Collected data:
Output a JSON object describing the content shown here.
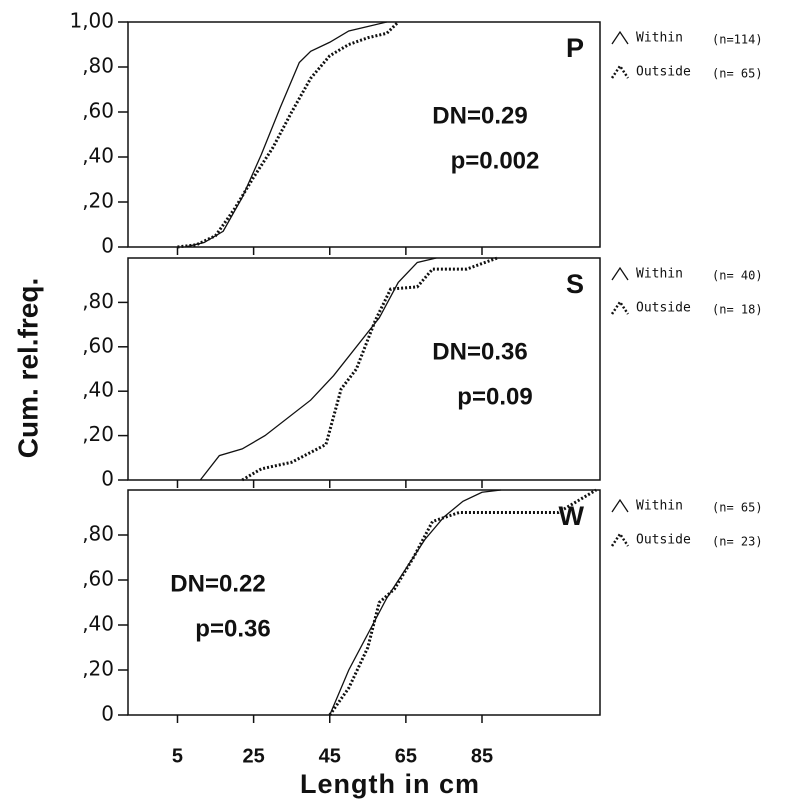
{
  "chart_data": [
    {
      "type": "line",
      "panel_label": "P",
      "stat_dn": "DN=0.29",
      "stat_p": "p=0.002",
      "xlim": [
        -8,
        116
      ],
      "xticks": [
        5,
        25,
        45,
        65,
        85
      ],
      "ylim": [
        0,
        1
      ],
      "yticks": [
        0,
        {
          "value": 0.2,
          "label": ",20"
        },
        {
          "value": 0.4,
          "label": ",40"
        },
        {
          "value": 0.6,
          "label": ",60"
        },
        {
          "value": 0.8,
          "label": ",80"
        },
        {
          "value": 1,
          "label": "1,00"
        }
      ],
      "series": [
        {
          "name": "Within",
          "count_label": "(n=114)",
          "color": "#111111",
          "style": "solid",
          "x": [
            7,
            12,
            17,
            22,
            27,
            32,
            37,
            40,
            45,
            50,
            55,
            60
          ],
          "values": [
            0,
            0.02,
            0.07,
            0.22,
            0.41,
            0.62,
            0.82,
            0.87,
            0.91,
            0.96,
            0.98,
            1.0
          ]
        },
        {
          "name": "Outside",
          "count_label": "(n= 65)",
          "color": "#111111",
          "style": "dotted",
          "x": [
            5,
            10,
            15,
            20,
            25,
            30,
            35,
            40,
            45,
            50,
            55,
            60,
            63
          ],
          "values": [
            0,
            0.01,
            0.05,
            0.17,
            0.31,
            0.44,
            0.6,
            0.75,
            0.85,
            0.9,
            0.93,
            0.95,
            1.0
          ]
        }
      ]
    },
    {
      "type": "line",
      "panel_label": "S",
      "stat_dn": "DN=0.36",
      "stat_p": "p=0.09",
      "ylabel": "Cum. rel.freq.",
      "xlim": [
        -8,
        116
      ],
      "xticks": [
        5,
        25,
        45,
        65,
        85
      ],
      "ylim": [
        0,
        1
      ],
      "yticks": [
        0,
        {
          "value": 0.2,
          "label": ",20"
        },
        {
          "value": 0.4,
          "label": ",40"
        },
        {
          "value": 0.6,
          "label": ",60"
        },
        {
          "value": 0.8,
          "label": ",80"
        }
      ],
      "series": [
        {
          "name": "Within",
          "count_label": "(n= 40)",
          "color": "#111111",
          "style": "solid",
          "x": [
            11,
            16,
            22,
            28,
            40,
            46,
            58,
            63,
            68,
            73
          ],
          "values": [
            0,
            0.11,
            0.14,
            0.2,
            0.36,
            0.47,
            0.73,
            0.89,
            0.98,
            1.0
          ]
        },
        {
          "name": "Outside",
          "count_label": "(n= 18)",
          "color": "#111111",
          "style": "dotted",
          "x": [
            22,
            27,
            35,
            44,
            48,
            52,
            57,
            61,
            68,
            72,
            81,
            89
          ],
          "values": [
            0,
            0.05,
            0.08,
            0.16,
            0.41,
            0.5,
            0.72,
            0.86,
            0.87,
            0.95,
            0.95,
            1.0
          ]
        }
      ]
    },
    {
      "type": "line",
      "panel_label": "W",
      "stat_dn": "DN=0.22",
      "stat_p": "p=0.36",
      "xlabel": "Length in cm",
      "xlim": [
        -8,
        116
      ],
      "xticks": [
        5,
        25,
        45,
        65,
        85
      ],
      "ylim": [
        0,
        1
      ],
      "yticks": [
        0,
        {
          "value": 0.2,
          "label": ",20"
        },
        {
          "value": 0.4,
          "label": ",40"
        },
        {
          "value": 0.6,
          "label": ",60"
        },
        {
          "value": 0.8,
          "label": ",80"
        }
      ],
      "series": [
        {
          "name": "Within",
          "count_label": "(n= 65)",
          "color": "#111111",
          "style": "solid",
          "x": [
            45,
            50,
            55,
            60,
            65,
            70,
            75,
            80,
            85,
            90
          ],
          "values": [
            0,
            0.2,
            0.36,
            0.52,
            0.65,
            0.78,
            0.88,
            0.95,
            0.99,
            1.0
          ]
        },
        {
          "name": "Outside",
          "count_label": "(n= 23)",
          "color": "#111111",
          "style": "dotted",
          "x": [
            45,
            50,
            55,
            58,
            62,
            67,
            72,
            79,
            105,
            115
          ],
          "values": [
            0,
            0.12,
            0.3,
            0.5,
            0.56,
            0.7,
            0.86,
            0.9,
            0.9,
            1.0
          ]
        }
      ]
    }
  ]
}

Directions for this task » Omit every image. Quote each record exactly.

Written answer »
Output a JSON object describing the content shown here.
{
  "chart_data": [
    {
      "type": "line",
      "panel_label": "P",
      "stat_dn": "DN=0.29",
      "stat_p": "p=0.002",
      "xlim": [
        -8,
        116
      ],
      "xticks": [
        5,
        25,
        45,
        65,
        85
      ],
      "ylim": [
        0,
        1
      ],
      "yticks": [
        0,
        {
          "value": 0.2,
          "label": ",20"
        },
        {
          "value": 0.4,
          "label": ",40"
        },
        {
          "value": 0.6,
          "label": ",60"
        },
        {
          "value": 0.8,
          "label": ",80"
        },
        {
          "value": 1,
          "label": "1,00"
        }
      ],
      "series": [
        {
          "name": "Within",
          "count_label": "(n=114)",
          "color": "#111111",
          "style": "solid",
          "x": [
            7,
            12,
            17,
            22,
            27,
            32,
            37,
            40,
            45,
            50,
            55,
            60
          ],
          "values": [
            0,
            0.02,
            0.07,
            0.22,
            0.41,
            0.62,
            0.82,
            0.87,
            0.91,
            0.96,
            0.98,
            1.0
          ]
        },
        {
          "name": "Outside",
          "count_label": "(n= 65)",
          "color": "#111111",
          "style": "dotted",
          "x": [
            5,
            10,
            15,
            20,
            25,
            30,
            35,
            40,
            45,
            50,
            55,
            60,
            63
          ],
          "values": [
            0,
            0.01,
            0.05,
            0.17,
            0.31,
            0.44,
            0.6,
            0.75,
            0.85,
            0.9,
            0.93,
            0.95,
            1.0
          ]
        }
      ]
    },
    {
      "type": "line",
      "panel_label": "S",
      "stat_dn": "DN=0.36",
      "stat_p": "p=0.09",
      "ylabel": "Cum. rel.freq.",
      "xlim": [
        -8,
        116
      ],
      "xticks": [
        5,
        25,
        45,
        65,
        85
      ],
      "ylim": [
        0,
        1
      ],
      "yticks": [
        0,
        {
          "value": 0.2,
          "label": ",20"
        },
        {
          "value": 0.4,
          "label": ",40"
        },
        {
          "value": 0.6,
          "label": ",60"
        },
        {
          "value": 0.8,
          "label": ",80"
        }
      ],
      "series": [
        {
          "name": "Within",
          "count_label": "(n= 40)",
          "color": "#111111",
          "style": "solid",
          "x": [
            11,
            16,
            22,
            28,
            40,
            46,
            58,
            63,
            68,
            73
          ],
          "values": [
            0,
            0.11,
            0.14,
            0.2,
            0.36,
            0.47,
            0.73,
            0.89,
            0.98,
            1.0
          ]
        },
        {
          "name": "Outside",
          "count_label": "(n= 18)",
          "color": "#111111",
          "style": "dotted",
          "x": [
            22,
            27,
            35,
            44,
            48,
            52,
            57,
            61,
            68,
            72,
            81,
            89
          ],
          "values": [
            0,
            0.05,
            0.08,
            0.16,
            0.41,
            0.5,
            0.72,
            0.86,
            0.87,
            0.95,
            0.95,
            1.0
          ]
        }
      ]
    },
    {
      "type": "line",
      "panel_label": "W",
      "stat_dn": "DN=0.22",
      "stat_p": "p=0.36",
      "xlabel": "Length in cm",
      "xlim": [
        -8,
        116
      ],
      "xticks": [
        5,
        25,
        45,
        65,
        85
      ],
      "ylim": [
        0,
        1
      ],
      "yticks": [
        0,
        {
          "value": 0.2,
          "label": ",20"
        },
        {
          "value": 0.4,
          "label": ",40"
        },
        {
          "value": 0.6,
          "label": ",60"
        },
        {
          "value": 0.8,
          "label": ",80"
        }
      ],
      "series": [
        {
          "name": "Within",
          "count_label": "(n= 65)",
          "color": "#111111",
          "style": "solid",
          "x": [
            45,
            50,
            55,
            60,
            65,
            70,
            75,
            80,
            85,
            90
          ],
          "values": [
            0,
            0.2,
            0.36,
            0.52,
            0.65,
            0.78,
            0.88,
            0.95,
            0.99,
            1.0
          ]
        },
        {
          "name": "Outside",
          "count_label": "(n= 23)",
          "color": "#111111",
          "style": "dotted",
          "x": [
            45,
            50,
            55,
            58,
            62,
            67,
            72,
            79,
            105,
            115
          ],
          "values": [
            0,
            0.12,
            0.3,
            0.5,
            0.56,
            0.7,
            0.86,
            0.9,
            0.9,
            1.0
          ]
        }
      ]
    }
  ]
}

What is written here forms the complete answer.